[REQUIRED WORK] Show all lines from the data that include the word "Dresden".

[RAW DATA]
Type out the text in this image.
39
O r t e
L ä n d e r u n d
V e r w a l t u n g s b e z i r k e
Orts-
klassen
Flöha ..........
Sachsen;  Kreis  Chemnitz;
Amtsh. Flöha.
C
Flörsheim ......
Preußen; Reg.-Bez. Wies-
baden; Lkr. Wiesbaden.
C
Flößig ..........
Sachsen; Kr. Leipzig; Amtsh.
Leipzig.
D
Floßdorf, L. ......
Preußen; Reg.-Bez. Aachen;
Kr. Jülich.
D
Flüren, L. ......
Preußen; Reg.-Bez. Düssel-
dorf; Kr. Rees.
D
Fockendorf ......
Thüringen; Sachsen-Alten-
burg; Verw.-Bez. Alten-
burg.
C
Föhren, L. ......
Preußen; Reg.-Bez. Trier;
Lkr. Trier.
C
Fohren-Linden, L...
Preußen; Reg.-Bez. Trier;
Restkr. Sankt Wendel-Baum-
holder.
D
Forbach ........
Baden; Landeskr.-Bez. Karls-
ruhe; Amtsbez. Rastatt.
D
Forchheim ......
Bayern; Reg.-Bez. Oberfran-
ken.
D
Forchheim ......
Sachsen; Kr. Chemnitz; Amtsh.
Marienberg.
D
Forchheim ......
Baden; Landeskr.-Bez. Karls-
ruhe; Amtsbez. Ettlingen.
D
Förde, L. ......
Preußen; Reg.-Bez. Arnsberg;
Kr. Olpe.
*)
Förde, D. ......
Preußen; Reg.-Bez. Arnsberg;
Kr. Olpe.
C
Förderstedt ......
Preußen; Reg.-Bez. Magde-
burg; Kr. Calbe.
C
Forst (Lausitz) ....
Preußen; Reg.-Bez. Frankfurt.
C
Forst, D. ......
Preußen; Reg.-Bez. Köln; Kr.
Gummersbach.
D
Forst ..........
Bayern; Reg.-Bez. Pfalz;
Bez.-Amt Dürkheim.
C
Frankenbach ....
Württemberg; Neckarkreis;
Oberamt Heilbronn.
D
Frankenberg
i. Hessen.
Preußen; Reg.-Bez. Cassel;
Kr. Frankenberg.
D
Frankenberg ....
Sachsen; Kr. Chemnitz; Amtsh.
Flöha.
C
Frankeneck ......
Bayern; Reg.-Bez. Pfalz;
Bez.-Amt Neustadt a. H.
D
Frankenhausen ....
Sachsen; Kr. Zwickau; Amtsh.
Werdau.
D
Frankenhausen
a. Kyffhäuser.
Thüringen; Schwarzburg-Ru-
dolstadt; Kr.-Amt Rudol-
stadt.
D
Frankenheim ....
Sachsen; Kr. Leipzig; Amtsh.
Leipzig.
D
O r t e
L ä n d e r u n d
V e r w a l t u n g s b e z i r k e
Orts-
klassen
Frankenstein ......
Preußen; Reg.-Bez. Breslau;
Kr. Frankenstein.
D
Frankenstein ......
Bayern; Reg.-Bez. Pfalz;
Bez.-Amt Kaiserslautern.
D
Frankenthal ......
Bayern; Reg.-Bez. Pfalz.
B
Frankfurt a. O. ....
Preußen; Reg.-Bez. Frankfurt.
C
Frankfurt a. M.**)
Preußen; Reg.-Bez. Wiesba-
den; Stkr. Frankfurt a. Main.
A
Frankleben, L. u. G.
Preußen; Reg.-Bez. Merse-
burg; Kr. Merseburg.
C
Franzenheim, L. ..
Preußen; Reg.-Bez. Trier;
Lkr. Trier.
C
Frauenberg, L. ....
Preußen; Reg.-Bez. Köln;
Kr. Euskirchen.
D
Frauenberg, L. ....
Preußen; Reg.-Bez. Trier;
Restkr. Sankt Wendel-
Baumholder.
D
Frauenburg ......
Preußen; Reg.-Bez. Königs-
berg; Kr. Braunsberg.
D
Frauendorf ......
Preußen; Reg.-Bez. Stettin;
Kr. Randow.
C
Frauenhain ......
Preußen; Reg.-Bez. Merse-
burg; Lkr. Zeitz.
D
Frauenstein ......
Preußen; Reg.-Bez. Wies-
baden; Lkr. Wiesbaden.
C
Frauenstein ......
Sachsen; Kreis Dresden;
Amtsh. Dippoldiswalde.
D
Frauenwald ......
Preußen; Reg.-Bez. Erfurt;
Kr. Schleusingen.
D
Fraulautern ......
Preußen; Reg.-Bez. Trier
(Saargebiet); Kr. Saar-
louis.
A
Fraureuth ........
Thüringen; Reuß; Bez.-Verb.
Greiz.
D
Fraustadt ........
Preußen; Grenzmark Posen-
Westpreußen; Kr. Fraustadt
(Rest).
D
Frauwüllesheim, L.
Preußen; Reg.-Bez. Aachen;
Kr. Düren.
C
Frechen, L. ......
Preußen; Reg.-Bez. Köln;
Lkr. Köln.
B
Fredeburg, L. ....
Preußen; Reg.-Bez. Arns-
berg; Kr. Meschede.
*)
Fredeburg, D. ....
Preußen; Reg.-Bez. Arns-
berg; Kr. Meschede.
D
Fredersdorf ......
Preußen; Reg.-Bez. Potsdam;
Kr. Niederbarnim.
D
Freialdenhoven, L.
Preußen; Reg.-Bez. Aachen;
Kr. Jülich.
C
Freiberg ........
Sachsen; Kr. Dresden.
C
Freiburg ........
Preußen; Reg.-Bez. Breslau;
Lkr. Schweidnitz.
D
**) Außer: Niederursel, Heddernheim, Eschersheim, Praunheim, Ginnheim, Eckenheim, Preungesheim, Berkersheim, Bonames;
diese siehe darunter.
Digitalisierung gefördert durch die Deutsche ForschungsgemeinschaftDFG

[RESULT OF THE EXERCISE]
Sachsen; Kreis Dresden;
Sachsen; Kr. Dresden.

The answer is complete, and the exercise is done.